[TASK OBJECTIVE] Output the data below in full, character for character.

[Stored records]
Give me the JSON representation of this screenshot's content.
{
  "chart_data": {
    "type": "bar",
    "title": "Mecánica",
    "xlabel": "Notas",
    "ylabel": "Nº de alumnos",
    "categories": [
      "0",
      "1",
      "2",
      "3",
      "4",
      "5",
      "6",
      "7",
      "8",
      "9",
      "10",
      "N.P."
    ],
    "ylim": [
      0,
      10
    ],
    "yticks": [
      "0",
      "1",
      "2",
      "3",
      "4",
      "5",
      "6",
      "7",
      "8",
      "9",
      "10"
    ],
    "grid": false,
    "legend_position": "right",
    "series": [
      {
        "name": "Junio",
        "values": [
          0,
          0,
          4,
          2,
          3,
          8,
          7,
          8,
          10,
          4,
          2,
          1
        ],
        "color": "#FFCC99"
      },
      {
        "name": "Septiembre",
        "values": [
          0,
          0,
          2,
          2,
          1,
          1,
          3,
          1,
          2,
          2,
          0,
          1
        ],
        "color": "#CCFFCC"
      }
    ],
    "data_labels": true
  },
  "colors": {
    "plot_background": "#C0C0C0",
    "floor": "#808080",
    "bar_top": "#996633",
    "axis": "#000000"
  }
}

[CORRECT RESULT]
Give me the JSON representation of this screenshot's content.
{
  "chart_data": {
    "type": "bar",
    "title": "Mecánica",
    "xlabel": "Notas",
    "ylabel": "Nº de alumnos",
    "categories": [
      "0",
      "1",
      "2",
      "3",
      "4",
      "5",
      "6",
      "7",
      "8",
      "9",
      "10",
      "N.P."
    ],
    "ylim": [
      0,
      10
    ],
    "yticks": [
      "0",
      "1",
      "2",
      "3",
      "4",
      "5",
      "6",
      "7",
      "8",
      "9",
      "10"
    ],
    "grid": false,
    "legend_position": "right",
    "series": [
      {
        "name": "Junio",
        "values": [
          0,
          0,
          4,
          2,
          3,
          8,
          7,
          8,
          10,
          4,
          2,
          1
        ],
        "color": "#FFCC99"
      },
      {
        "name": "Septiembre",
        "values": [
          0,
          0,
          2,
          2,
          1,
          1,
          3,
          1,
          2,
          2,
          0,
          1
        ],
        "color": "#CCFFCC"
      }
    ],
    "data_labels": true
  },
  "colors": {
    "plot_background": "#C0C0C0",
    "floor": "#808080",
    "bar_top": "#996633",
    "axis": "#000000"
  }
}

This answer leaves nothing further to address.